== Supplied entries ==

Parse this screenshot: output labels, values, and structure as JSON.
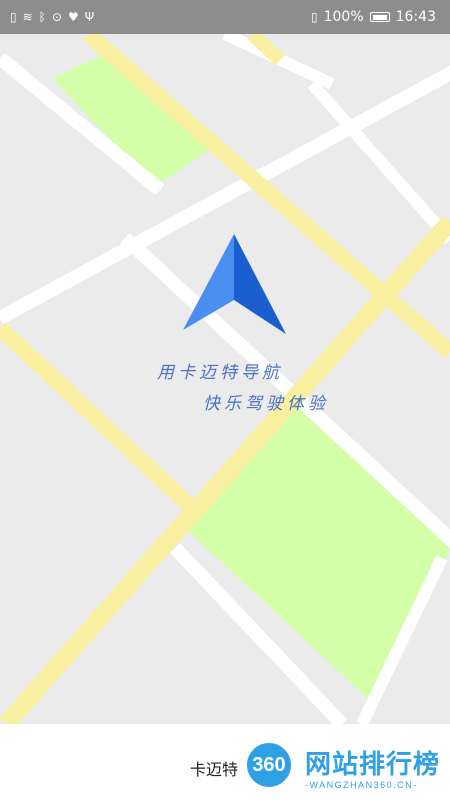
{
  "status_bar": {
    "battery": "100%",
    "time": "16:43",
    "icons": [
      "sim-icon",
      "wifi-icon",
      "bluetooth-icon",
      "location-icon",
      "heart-icon",
      "usb-icon",
      "vibrate-icon",
      "battery-icon"
    ]
  },
  "splash": {
    "tagline_1": "用卡迈特导航",
    "tagline_2": "快乐驾驶体验"
  },
  "bottom": {
    "app_name": "卡迈特"
  },
  "watermark": {
    "badge": "360",
    "title": "网站排行榜",
    "subtitle": "-WANGZHAN360.CN-"
  },
  "colors": {
    "map_bg": "#ebebeb",
    "road_white": "#ffffff",
    "road_yellow": "#f8f0a0",
    "park_green": "#d3ffa8",
    "arrow_light": "#4a8ff0",
    "arrow_dark": "#1a5fd0",
    "status_bar": "#8d8d8d",
    "watermark_blue": "#2ea0e6"
  }
}
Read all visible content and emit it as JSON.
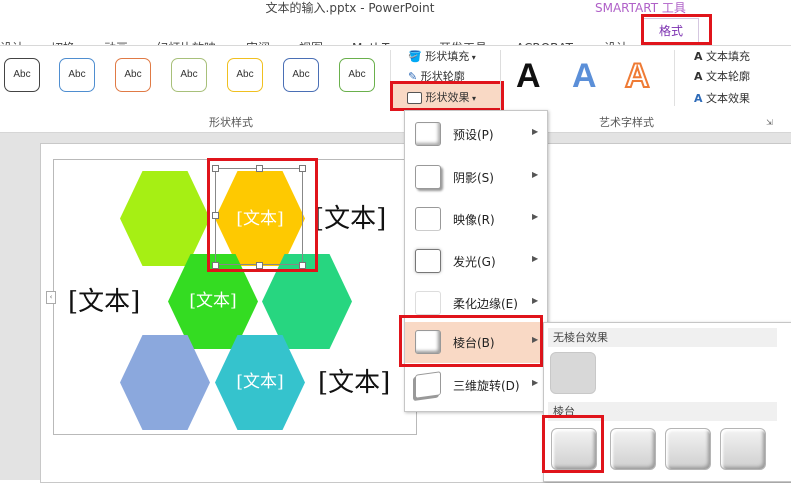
{
  "window": {
    "title": "文本的输入.pptx - PowerPoint",
    "context_tools": "SMARTART 工具"
  },
  "tabs": {
    "design_partial": "设计",
    "transitions": "切换",
    "animations": "动画",
    "slideshow": "幻灯片放映",
    "review": "审阅",
    "view": "视图",
    "mathtype": "MathType",
    "developer": "开发工具",
    "acrobat": "ACROBAT",
    "smartart_design": "设计",
    "format": "格式"
  },
  "ribbon": {
    "shape_styles": {
      "label": "形状样式",
      "swatch_text": "Abc",
      "swatch_colors": [
        "#444444",
        "#4f8ed0",
        "#e07a45",
        "#a8c07a",
        "#f0c020",
        "#4a6fb5",
        "#6ab04c"
      ],
      "shape_fill": "形状填充",
      "shape_outline": "形状轮廓",
      "shape_effects": "形状效果"
    },
    "wordart_styles": {
      "label": "艺术字样式",
      "sample_letter": "A",
      "text_fill": "文本填充",
      "text_outline": "文本轮廓",
      "text_effects": "文本效果"
    }
  },
  "slide": {
    "placeholder_top": "[文本]",
    "placeholder_left": "[文本]",
    "placeholder_bottom": "[文本]",
    "hex_text_selected": "[文本]",
    "hex_text_green": "[文本]",
    "hex_text_teal": "[文本]",
    "colors": {
      "lime": "#a6ef14",
      "gold": "#fec901",
      "green": "#34dc22",
      "jade": "#27d680",
      "periwinkle": "#8ba8dd",
      "teal": "#35c3cd"
    }
  },
  "effects_menu": {
    "items": [
      {
        "label": "预设(P)"
      },
      {
        "label": "阴影(S)"
      },
      {
        "label": "映像(R)"
      },
      {
        "label": "发光(G)"
      },
      {
        "label": "柔化边缘(E)"
      },
      {
        "label": "棱台(B)"
      },
      {
        "label": "三维旋转(D)"
      }
    ]
  },
  "bevel_submenu": {
    "no_bevel_header": "无棱台效果",
    "bevel_header": "棱台"
  },
  "accent_colors": {
    "highlight_box": "#e0141b",
    "menu_hover": "#f9d9c5",
    "format_tab_text": "#7b2fb0"
  }
}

== What the task asks ==
Print out the lines exactly, skipping any picture.

== Correct output ==
Parse this screenshot: output labels, values, and structure as JSON.
{
  "status_bar": {
    "battery": "100%",
    "time": "16:43",
    "icons": [
      "sim-icon",
      "wifi-icon",
      "bluetooth-icon",
      "location-icon",
      "heart-icon",
      "usb-icon",
      "vibrate-icon",
      "battery-icon"
    ]
  },
  "splash": {
    "tagline_1": "用卡迈特导航",
    "tagline_2": "快乐驾驶体验"
  },
  "bottom": {
    "app_name": "卡迈特"
  },
  "watermark": {
    "badge": "360",
    "title": "网站排行榜",
    "subtitle": "-WANGZHAN360.CN-"
  },
  "colors": {
    "map_bg": "#ebebeb",
    "road_white": "#ffffff",
    "road_yellow": "#f8f0a0",
    "park_green": "#d3ffa8",
    "arrow_light": "#4a8ff0",
    "arrow_dark": "#1a5fd0",
    "status_bar": "#8d8d8d",
    "watermark_blue": "#2ea0e6"
  }
}
Read all visible content and emit it as JSON.
{
  "window": {
    "title": "文本的输入.pptx - PowerPoint",
    "context_tools": "SMARTART 工具"
  },
  "tabs": {
    "design_partial": "设计",
    "transitions": "切换",
    "animations": "动画",
    "slideshow": "幻灯片放映",
    "review": "审阅",
    "view": "视图",
    "mathtype": "MathType",
    "developer": "开发工具",
    "acrobat": "ACROBAT",
    "smartart_design": "设计",
    "format": "格式"
  },
  "ribbon": {
    "shape_styles": {
      "label": "形状样式",
      "swatch_text": "Abc",
      "swatch_colors": [
        "#444444",
        "#4f8ed0",
        "#e07a45",
        "#a8c07a",
        "#f0c020",
        "#4a6fb5",
        "#6ab04c"
      ],
      "shape_fill": "形状填充",
      "shape_outline": "形状轮廓",
      "shape_effects": "形状效果"
    },
    "wordart_styles": {
      "label": "艺术字样式",
      "sample_letter": "A",
      "text_fill": "文本填充",
      "text_outline": "文本轮廓",
      "text_effects": "文本效果"
    }
  },
  "slide": {
    "placeholder_top": "[文本]",
    "placeholder_left": "[文本]",
    "placeholder_bottom": "[文本]",
    "hex_text_selected": "[文本]",
    "hex_text_green": "[文本]",
    "hex_text_teal": "[文本]",
    "colors": {
      "lime": "#a6ef14",
      "gold": "#fec901",
      "green": "#34dc22",
      "jade": "#27d680",
      "periwinkle": "#8ba8dd",
      "teal": "#35c3cd"
    }
  },
  "effects_menu": {
    "items": [
      {
        "label": "预设(P)"
      },
      {
        "label": "阴影(S)"
      },
      {
        "label": "映像(R)"
      },
      {
        "label": "发光(G)"
      },
      {
        "label": "柔化边缘(E)"
      },
      {
        "label": "棱台(B)"
      },
      {
        "label": "三维旋转(D)"
      }
    ]
  },
  "bevel_submenu": {
    "no_bevel_header": "无棱台效果",
    "bevel_header": "棱台"
  },
  "accent_colors": {
    "highlight_box": "#e0141b",
    "menu_hover": "#f9d9c5",
    "format_tab_text": "#7b2fb0"
  }
}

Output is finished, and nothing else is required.